WHAT IS NEEDED. Provide an exact copy of the data, excluding the images.

--- START INPUT RECORDS ---

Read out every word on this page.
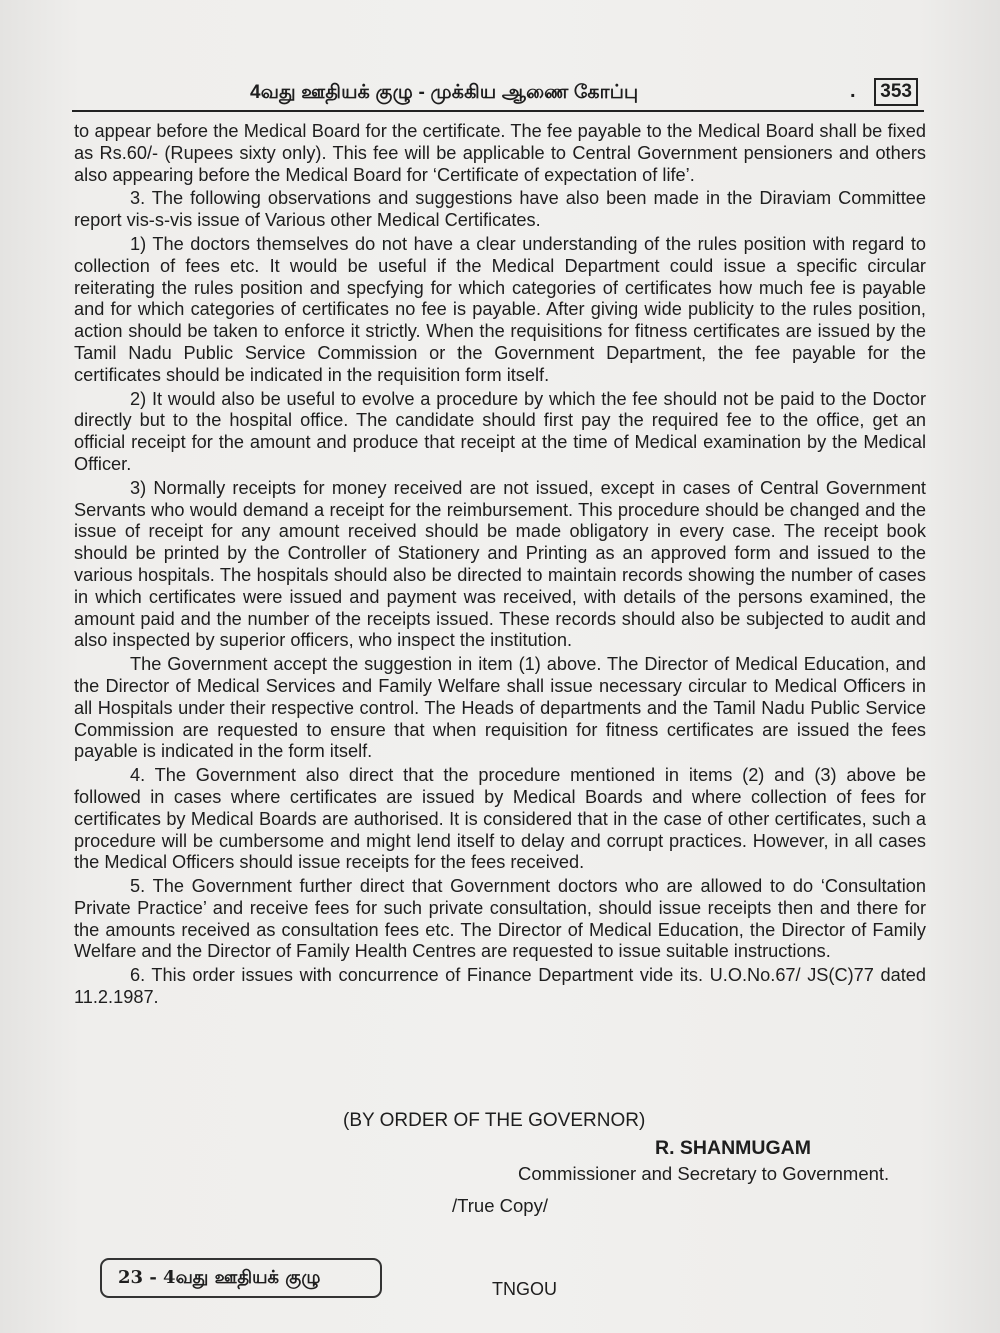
4வது ஊதியக் குழு - முக்கிய ஆணை கோப்பு	.	353

to appear before the Medical Board for the certificate. The fee payable to the Medical Board shall be fixed as Rs.60/- (Rupees sixty only). This fee will be applicable to Central Government pensioners and others also appearing before the Medical Board for ‘Certificate of expectation of life’.

3. The following observations and suggestions have also been made in the Diraviam Committee report vis-s-vis issue of Various other Medical Certificates.

1) The doctors themselves do not have a clear understanding of the rules position with regard to collection of fees etc. It would be useful if the Medical Department could issue a specific circular reiterating the rules position and specfying for which categories of certificates how much fee is payable and for which categories of certificates no fee is payable. After giving wide publicity to the rules position, action should be taken to enforce it strictly. When the requisitions for fitness certificates are issued by the Tamil Nadu Public Service Commission or the Government Department, the fee payable for the certificates should be indicated in the requisition form itself.

2) It would also be useful to evolve a procedure by which the fee should not be paid to the Doctor directly but to the hospital office. The candidate should first pay the required fee to the office, get an official receipt for the amount and produce that receipt at the time of Medical examination by the Medical Officer.

3) Normally receipts for money received are not issued, except in cases of Central Government Servants who would demand a receipt for the reimbursement. This procedure should be changed and the issue of receipt for any amount received should be made obligatory in every case. The receipt book should be printed by the Controller of Stationery and Printing as an approved form and issued to the various hospitals. The hospitals should also be directed to maintain records showing the number of cases in which certificates were issued and payment was received, with details of the persons examined, the amount paid and the number of the receipts issued. These records should also be subjected to audit and also inspected by superior officers, who inspect the institution.

The Government accept the suggestion in item (1) above. The Director of Medical Education, and the Director of Medical Services and Family Welfare shall issue necessary circular to Medical Officers in all Hospitals under their respective control. The Heads of departments and the Tamil Nadu Public Service Commission are requested to ensure that when requisition for fitness certificates are issued the fees payable is indicated in the form itself.

4. The Government also direct that the procedure mentioned in items (2) and (3) above be followed in cases where certificates are issued by Medical Boards and where collection of fees for certificates by Medical Boards are authorised. It is considered that in the case of other certificates, such a procedure will be cumbersome and might lend itself to delay and corrupt practices. However, in all cases the Medical Officers should issue receipts for the fees received.

5. The Government further direct that Government doctors who are allowed to do ‘Consultation Private Practice’ and receive fees for such private consultation, should issue receipts then and there for the amounts received as consultation fees etc. The Director of Medical Education, the Director of Family Welfare and the Director of Family Health Centres are requested to issue suitable instructions.

6. This order issues with concurrence of Finance Department vide its. U.O.No.67/ JS(C)77 dated 11.2.1987.

(BY ORDER OF THE GOVERNOR)
R. SHANMUGAM
Commissioner and Secretary to Government.
/True Copy/
23 - 4வது ஊதியக் குழு
TNGOU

--- END INPUT RECORDS ---

SOLUTION TO THIS PROBLEM.
Read out every word on this page.
4வது ஊதியக் குழு - முக்கிய ஆணை கோப்பு	.	353

to appear before the Medical Board for the certificate. The fee payable to the Medical Board shall be fixed as Rs.60/- (Rupees sixty only). This fee will be applicable to Central Government pensioners and others also appearing before the Medical Board for ‘Certificate of expectation of life’.

3. The following observations and suggestions have also been made in the Diraviam Committee report vis-s-vis issue of Various other Medical Certificates.

1) The doctors themselves do not have a clear understanding of the rules position with regard to collection of fees etc. It would be useful if the Medical Department could issue a specific circular reiterating the rules position and specfying for which categories of certificates how much fee is payable and for which categories of certificates no fee is payable. After giving wide publicity to the rules position, action should be taken to enforce it strictly. When the requisitions for fitness certificates are issued by the Tamil Nadu Public Service Commission or the Government Department, the fee payable for the certificates should be indicated in the requisition form itself.

2) It would also be useful to evolve a procedure by which the fee should not be paid to the Doctor directly but to the hospital office. The candidate should first pay the required fee to the office, get an official receipt for the amount and produce that receipt at the time of Medical examination by the Medical Officer.

3) Normally receipts for money received are not issued, except in cases of Central Government Servants who would demand a receipt for the reimbursement. This procedure should be changed and the issue of receipt for any amount received should be made obligatory in every case. The receipt book should be printed by the Controller of Stationery and Printing as an approved form and issued to the various hospitals. The hospitals should also be directed to maintain records showing the number of cases in which certificates were issued and payment was received, with details of the persons examined, the amount paid and the number of the receipts issued. These records should also be subjected to audit and also inspected by superior officers, who inspect the institution.

The Government accept the suggestion in item (1) above. The Director of Medical Education, and the Director of Medical Services and Family Welfare shall issue necessary circular to Medical Officers in all Hospitals under their respective control. The Heads of departments and the Tamil Nadu Public Service Commission are requested to ensure that when requisition for fitness certificates are issued the fees payable is indicated in the form itself.

4. The Government also direct that the procedure mentioned in items (2) and (3) above be followed in cases where certificates are issued by Medical Boards and where collection of fees for certificates by Medical Boards are authorised. It is considered that in the case of other certificates, such a procedure will be cumbersome and might lend itself to delay and corrupt practices. However, in all cases the Medical Officers should issue receipts for the fees received.

5. The Government further direct that Government doctors who are allowed to do ‘Consultation Private Practice’ and receive fees for such private consultation, should issue receipts then and there for the amounts received as consultation fees etc. The Director of Medical Education, the Director of Family Welfare and the Director of Family Health Centres are requested to issue suitable instructions.

6. This order issues with concurrence of Finance Department vide its. U.O.No.67/ JS(C)77 dated 11.2.1987.

(BY ORDER OF THE GOVERNOR)
R. SHANMUGAM
Commissioner and Secretary to Government.
/True Copy/
23 - 4வது ஊதியக் குழு
TNGOU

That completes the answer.